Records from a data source
= = = = = = =

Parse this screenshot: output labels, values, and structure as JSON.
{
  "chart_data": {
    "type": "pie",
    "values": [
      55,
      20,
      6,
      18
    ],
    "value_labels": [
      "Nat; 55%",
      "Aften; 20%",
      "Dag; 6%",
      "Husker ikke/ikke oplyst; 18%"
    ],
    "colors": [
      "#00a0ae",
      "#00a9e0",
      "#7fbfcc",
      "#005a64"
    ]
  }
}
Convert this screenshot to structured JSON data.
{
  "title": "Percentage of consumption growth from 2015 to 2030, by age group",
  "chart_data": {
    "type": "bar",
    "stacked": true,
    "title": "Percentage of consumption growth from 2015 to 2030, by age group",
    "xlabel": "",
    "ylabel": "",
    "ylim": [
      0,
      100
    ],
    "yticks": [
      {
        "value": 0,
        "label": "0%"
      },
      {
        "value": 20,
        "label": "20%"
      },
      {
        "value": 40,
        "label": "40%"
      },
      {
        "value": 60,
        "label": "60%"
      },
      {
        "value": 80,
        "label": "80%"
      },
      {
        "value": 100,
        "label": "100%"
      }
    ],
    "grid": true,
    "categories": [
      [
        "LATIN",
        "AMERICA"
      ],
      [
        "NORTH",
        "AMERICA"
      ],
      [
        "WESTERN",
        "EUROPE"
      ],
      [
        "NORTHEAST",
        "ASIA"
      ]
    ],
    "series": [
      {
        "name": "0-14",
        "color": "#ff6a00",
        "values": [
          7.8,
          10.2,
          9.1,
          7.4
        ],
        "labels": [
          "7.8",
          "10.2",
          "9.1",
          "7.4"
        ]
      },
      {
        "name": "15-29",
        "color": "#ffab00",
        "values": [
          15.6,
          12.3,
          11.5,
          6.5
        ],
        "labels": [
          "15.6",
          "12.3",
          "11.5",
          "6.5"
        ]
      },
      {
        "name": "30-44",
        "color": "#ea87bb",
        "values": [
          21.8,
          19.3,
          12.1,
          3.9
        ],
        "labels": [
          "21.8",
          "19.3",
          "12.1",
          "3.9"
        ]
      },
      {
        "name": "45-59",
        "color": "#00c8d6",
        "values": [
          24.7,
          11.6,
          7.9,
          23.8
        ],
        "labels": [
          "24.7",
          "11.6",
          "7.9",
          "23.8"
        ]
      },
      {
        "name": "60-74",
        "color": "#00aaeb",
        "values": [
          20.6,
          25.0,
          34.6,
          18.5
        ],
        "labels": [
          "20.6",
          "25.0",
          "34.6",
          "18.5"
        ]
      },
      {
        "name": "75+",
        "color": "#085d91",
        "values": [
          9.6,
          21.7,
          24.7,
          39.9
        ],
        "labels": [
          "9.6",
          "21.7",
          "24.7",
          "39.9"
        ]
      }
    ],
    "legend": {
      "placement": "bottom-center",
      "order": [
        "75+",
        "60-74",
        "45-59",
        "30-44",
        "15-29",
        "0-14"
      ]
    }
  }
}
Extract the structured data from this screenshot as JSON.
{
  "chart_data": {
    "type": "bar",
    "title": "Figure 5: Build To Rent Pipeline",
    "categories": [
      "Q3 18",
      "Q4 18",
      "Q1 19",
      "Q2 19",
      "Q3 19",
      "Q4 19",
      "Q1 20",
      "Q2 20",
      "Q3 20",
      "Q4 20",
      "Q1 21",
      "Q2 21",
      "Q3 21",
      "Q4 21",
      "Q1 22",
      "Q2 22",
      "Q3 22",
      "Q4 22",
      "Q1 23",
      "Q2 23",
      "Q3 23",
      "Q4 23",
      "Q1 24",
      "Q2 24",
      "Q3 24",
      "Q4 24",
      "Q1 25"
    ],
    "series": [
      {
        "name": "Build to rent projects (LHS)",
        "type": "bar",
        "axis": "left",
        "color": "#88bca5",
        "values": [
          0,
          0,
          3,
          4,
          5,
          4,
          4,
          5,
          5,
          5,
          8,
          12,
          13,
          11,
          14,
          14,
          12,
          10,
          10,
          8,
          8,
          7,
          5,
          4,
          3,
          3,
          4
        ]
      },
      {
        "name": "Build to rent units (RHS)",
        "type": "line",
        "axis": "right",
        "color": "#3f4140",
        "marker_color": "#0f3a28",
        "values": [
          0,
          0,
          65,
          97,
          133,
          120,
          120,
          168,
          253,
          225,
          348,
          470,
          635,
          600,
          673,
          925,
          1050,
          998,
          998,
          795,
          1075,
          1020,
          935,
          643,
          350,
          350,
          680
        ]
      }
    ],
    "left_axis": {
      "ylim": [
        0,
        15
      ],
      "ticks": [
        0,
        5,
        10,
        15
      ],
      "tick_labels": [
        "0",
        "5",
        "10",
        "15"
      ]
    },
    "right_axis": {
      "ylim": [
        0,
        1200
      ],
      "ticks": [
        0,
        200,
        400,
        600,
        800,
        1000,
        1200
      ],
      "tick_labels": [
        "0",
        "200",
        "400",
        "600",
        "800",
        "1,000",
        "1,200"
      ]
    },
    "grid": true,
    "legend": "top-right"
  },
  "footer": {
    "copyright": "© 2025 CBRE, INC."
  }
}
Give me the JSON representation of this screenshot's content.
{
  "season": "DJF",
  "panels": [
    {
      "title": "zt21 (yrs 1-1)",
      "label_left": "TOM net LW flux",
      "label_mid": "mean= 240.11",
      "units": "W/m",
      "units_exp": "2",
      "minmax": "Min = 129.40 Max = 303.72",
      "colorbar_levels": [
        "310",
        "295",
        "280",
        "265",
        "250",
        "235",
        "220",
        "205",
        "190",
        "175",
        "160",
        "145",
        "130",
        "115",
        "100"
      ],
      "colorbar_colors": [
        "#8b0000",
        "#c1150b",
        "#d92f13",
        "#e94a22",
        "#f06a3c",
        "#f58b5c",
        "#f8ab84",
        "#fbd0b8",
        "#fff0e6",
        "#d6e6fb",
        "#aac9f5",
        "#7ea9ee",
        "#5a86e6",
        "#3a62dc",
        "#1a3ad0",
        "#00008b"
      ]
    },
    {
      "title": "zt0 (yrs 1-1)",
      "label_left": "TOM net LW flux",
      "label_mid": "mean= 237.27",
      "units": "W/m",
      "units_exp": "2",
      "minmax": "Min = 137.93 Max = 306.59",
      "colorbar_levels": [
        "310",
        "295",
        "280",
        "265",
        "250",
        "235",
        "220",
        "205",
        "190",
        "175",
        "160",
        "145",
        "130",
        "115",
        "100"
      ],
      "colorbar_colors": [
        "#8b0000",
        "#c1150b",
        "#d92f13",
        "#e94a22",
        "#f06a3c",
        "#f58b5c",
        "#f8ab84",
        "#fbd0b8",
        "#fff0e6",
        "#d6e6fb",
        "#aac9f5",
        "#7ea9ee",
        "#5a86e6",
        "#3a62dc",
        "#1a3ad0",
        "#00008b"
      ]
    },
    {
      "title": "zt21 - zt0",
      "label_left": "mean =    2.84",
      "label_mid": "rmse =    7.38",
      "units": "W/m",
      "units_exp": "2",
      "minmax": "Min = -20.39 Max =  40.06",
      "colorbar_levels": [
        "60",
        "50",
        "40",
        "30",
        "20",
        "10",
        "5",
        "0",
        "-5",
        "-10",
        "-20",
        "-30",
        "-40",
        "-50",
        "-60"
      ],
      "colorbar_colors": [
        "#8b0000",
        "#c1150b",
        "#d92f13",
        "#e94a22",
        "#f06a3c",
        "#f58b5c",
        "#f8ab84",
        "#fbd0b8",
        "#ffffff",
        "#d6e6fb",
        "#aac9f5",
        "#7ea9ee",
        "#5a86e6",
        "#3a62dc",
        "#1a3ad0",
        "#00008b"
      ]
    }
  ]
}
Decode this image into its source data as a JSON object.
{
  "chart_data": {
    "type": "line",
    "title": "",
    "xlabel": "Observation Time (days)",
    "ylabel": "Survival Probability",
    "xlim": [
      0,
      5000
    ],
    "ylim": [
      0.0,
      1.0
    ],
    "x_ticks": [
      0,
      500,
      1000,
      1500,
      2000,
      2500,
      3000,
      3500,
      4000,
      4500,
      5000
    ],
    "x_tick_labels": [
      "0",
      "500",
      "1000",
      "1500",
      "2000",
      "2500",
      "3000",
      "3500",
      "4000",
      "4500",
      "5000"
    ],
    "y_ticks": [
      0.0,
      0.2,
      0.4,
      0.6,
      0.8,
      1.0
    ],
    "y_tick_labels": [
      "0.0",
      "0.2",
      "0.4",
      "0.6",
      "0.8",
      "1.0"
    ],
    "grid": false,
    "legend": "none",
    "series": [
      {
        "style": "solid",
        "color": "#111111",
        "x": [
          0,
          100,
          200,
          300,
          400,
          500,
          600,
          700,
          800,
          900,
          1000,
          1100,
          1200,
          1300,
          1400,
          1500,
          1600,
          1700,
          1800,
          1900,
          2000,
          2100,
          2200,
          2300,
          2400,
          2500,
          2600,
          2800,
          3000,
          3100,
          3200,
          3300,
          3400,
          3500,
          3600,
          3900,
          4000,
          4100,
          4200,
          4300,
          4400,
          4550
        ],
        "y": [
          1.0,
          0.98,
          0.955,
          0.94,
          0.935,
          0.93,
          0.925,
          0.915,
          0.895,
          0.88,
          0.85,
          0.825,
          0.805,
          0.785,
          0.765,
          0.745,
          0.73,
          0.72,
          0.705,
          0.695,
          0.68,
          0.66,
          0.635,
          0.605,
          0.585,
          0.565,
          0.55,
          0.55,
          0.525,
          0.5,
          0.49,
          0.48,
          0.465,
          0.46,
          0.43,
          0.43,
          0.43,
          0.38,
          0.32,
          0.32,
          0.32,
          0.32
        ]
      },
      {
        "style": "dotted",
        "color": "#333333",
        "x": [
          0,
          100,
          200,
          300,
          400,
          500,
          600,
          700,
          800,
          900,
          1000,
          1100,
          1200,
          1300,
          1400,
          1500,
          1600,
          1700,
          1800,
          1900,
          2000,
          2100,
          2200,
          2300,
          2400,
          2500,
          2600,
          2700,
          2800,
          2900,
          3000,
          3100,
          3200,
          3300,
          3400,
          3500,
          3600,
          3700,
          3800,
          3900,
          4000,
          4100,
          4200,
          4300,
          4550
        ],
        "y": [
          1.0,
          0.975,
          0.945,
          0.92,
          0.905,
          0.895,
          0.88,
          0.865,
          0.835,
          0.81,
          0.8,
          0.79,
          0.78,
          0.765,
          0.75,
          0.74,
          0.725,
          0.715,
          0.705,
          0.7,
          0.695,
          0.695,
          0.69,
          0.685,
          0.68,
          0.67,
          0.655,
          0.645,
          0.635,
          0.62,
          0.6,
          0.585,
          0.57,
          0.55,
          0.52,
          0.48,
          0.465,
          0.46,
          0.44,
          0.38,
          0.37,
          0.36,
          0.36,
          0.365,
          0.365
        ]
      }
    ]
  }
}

= = = = = = =

| What you have to do |
Among the entries above, how many lines include the word "title"? Give the number with no comment.

| Solution to this task |
7